Records from a data collection
——
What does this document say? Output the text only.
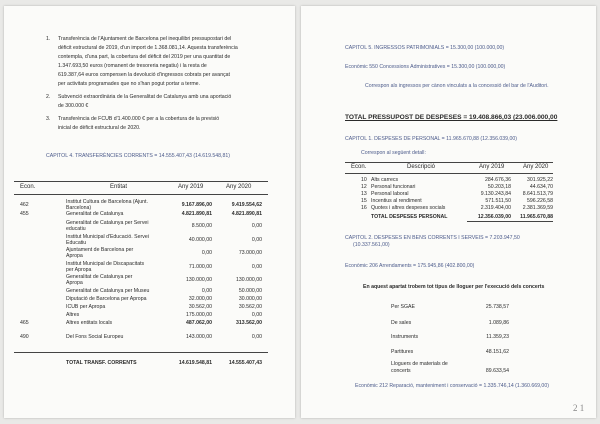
1. Transferència de l'Ajuntament de Barcelona pel inequilibri pressupostari del
dèficit estructural de 2019, d'un import de 1.368.081,14. Aquesta transferència
contempla, d'una part, la cobertura del dèficit del 2019 per una quantitat de
1.347.693,50 euros (romanent de tresoreria negatiu) i la resta de
619.387,64 euros compensen la devolució d'ingressos cobrats per avançat
per activitats programades que no s'han pogut portar a terme.
2. Subvenció extraordinària de la Generalitat de Catalunya amb una aportació
de 300.000 €
3. Transferència de FCUB d'1.400.000 € per a la cobertura de la previsió
inicial de dèficit estructural de 2020.
CAPITOL 4. TRANSFERÈNCIES CORRENTS = 14.555.407,43 (14.619.548,81)
Econ.	Entitat	Any 2019	Any 2020
462	Institut Cultura de Barcelona (Ajunt.
Barcelona)	9.167.896,00	9.419.554,62
455	Generalitat de Catalunya	4.821.890,81	4.821.890,81
Generalitat de Catalunya per Servei
educatiu	8.500,00	0,00
Institut Municipal d'Educació. Servei
Educatiu	40.000,00	0,00
Ajuntament de Barcelona per
Apropa	0,00	73.000,00
Institut Municipal de Discapacitats
per Apropa	71.000,00	0,00
Generalitat de Catalunya per
Apropa	130.000,00	130.000,00
Generalitat de Catalunya per Museu	0,00	50.000,00
Diputació de Barcelona per Apropa	32.000,00	30.000,00
ICUB per Apropa	30.562,00	30.562,00
Altres	175.000,00	0,00
465	Altres entitats locals	487.062,00	313.562,00
490	Del Fons Social Europeu	143.000,00	0,00
TOTAL TRANSF. CORRENTS	14.619.548,81	14.555.407,43
CAPITOL 5. INGRESSOS PATRIMONIALS = 15.300,00 (100.000,00)
Econòmic 550 Concessions Administratives = 15.300,00 (100.000,00)
Correspon als ingressos per cànon vinculats a la concessió del bar de l'Auditori.
TOTAL PRESSUPOST DE DESPESES = 19.408.866,03 (23.006.000,00
CAPITOL 1. DESPESES DE PERSONAL = 11.965.670,88 (12.356.039,00)
Correspon al següent detall:
Econ.	Descripció	Any 2019	Any 2020
10 Alts carrecs	284.676,36	301.925,22
12 Personal funcionari	50.203,18	44.634,70
13 Personal laboral	9.130.243,84	8.641.513,79
15 Incentius al rendiment	571.511,50	596.226,58
16 Quotes i altres despeses socials	2.319.404,00	2.381.369,59
TOTAL DESPESES PERSONAL	12.356.039,00	11.965.670,88
CAPITOL 2. DESPESES EN BENS CORRENTS I SERVEIS = 7.203.947,50
(10.337.561,00)
Econòmic 206 Arrendaments = 175.945,86 (402.800,00)
En aquest apartat trobem tot tipus de lloguer per l'execució dels concerts
Per SGAE	25.738,57
De sales	1.089,86
Instruments	11.359,23
Partitures	48.151,62
Lloguers de materials de
concerts	89.633,54
Econòmic 212 Reparació, manteniment i conservació = 1.335.746,14 (1.360.669,00)
2 1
——
PROBLEM TO SOLVE:
Drop the pictures and reproduce the rest of the entries above exactly.

REPLY:
What does this document say? Output the text only.
1. Transferència de l'Ajuntament de Barcelona pel inequilibri pressupostari del
dèficit estructural de 2019, d'un import de 1.368.081,14. Aquesta transferència
contempla, d'una part, la cobertura del dèficit del 2019 per una quantitat de
1.347.693,50 euros (romanent de tresoreria negatiu) i la resta de
619.387,64 euros compensen la devolució d'ingressos cobrats per avançat
per activitats programades que no s'han pogut portar a terme.
2. Subvenció extraordinària de la Generalitat de Catalunya amb una aportació
de 300.000 €
3. Transferència de FCUB d'1.400.000 € per a la cobertura de la previsió
inicial de dèficit estructural de 2020.
CAPITOL 4. TRANSFERÈNCIES CORRENTS = 14.555.407,43 (14.619.548,81)
Econ.	Entitat	Any 2019	Any 2020
462	Institut Cultura de Barcelona (Ajunt.
Barcelona)	9.167.896,00	9.419.554,62
455	Generalitat de Catalunya	4.821.890,81	4.821.890,81
Generalitat de Catalunya per Servei
educatiu	8.500,00	0,00
Institut Municipal d'Educació. Servei
Educatiu	40.000,00	0,00
Ajuntament de Barcelona per
Apropa	0,00	73.000,00
Institut Municipal de Discapacitats
per Apropa	71.000,00	0,00
Generalitat de Catalunya per
Apropa	130.000,00	130.000,00
Generalitat de Catalunya per Museu	0,00	50.000,00
Diputació de Barcelona per Apropa	32.000,00	30.000,00
ICUB per Apropa	30.562,00	30.562,00
Altres	175.000,00	0,00
465	Altres entitats locals	487.062,00	313.562,00
490	Del Fons Social Europeu	143.000,00	0,00
TOTAL TRANSF. CORRENTS	14.619.548,81	14.555.407,43
CAPITOL 5. INGRESSOS PATRIMONIALS = 15.300,00 (100.000,00)
Econòmic 550 Concessions Administratives = 15.300,00 (100.000,00)
Correspon als ingressos per cànon vinculats a la concessió del bar de l'Auditori.
TOTAL PRESSUPOST DE DESPESES = 19.408.866,03 (23.006.000,00
CAPITOL 1. DESPESES DE PERSONAL = 11.965.670,88 (12.356.039,00)
Correspon al següent detall:
Econ.	Descripció	Any 2019	Any 2020
10 Alts carrecs	284.676,36	301.925,22
12 Personal funcionari	50.203,18	44.634,70
13 Personal laboral	9.130.243,84	8.641.513,79
15 Incentius al rendiment	571.511,50	596.226,58
16 Quotes i altres despeses socials	2.319.404,00	2.381.369,59
TOTAL DESPESES PERSONAL	12.356.039,00	11.965.670,88
CAPITOL 2. DESPESES EN BENS CORRENTS I SERVEIS = 7.203.947,50
(10.337.561,00)
Econòmic 206 Arrendaments = 175.945,86 (402.800,00)
En aquest apartat trobem tot tipus de lloguer per l'execució dels concerts
Per SGAE	25.738,57
De sales	1.089,86
Instruments	11.359,23
Partitures	48.151,62
Lloguers de materials de
concerts	89.633,54
Econòmic 212 Reparació, manteniment i conservació = 1.335.746,14 (1.360.669,00)
2 1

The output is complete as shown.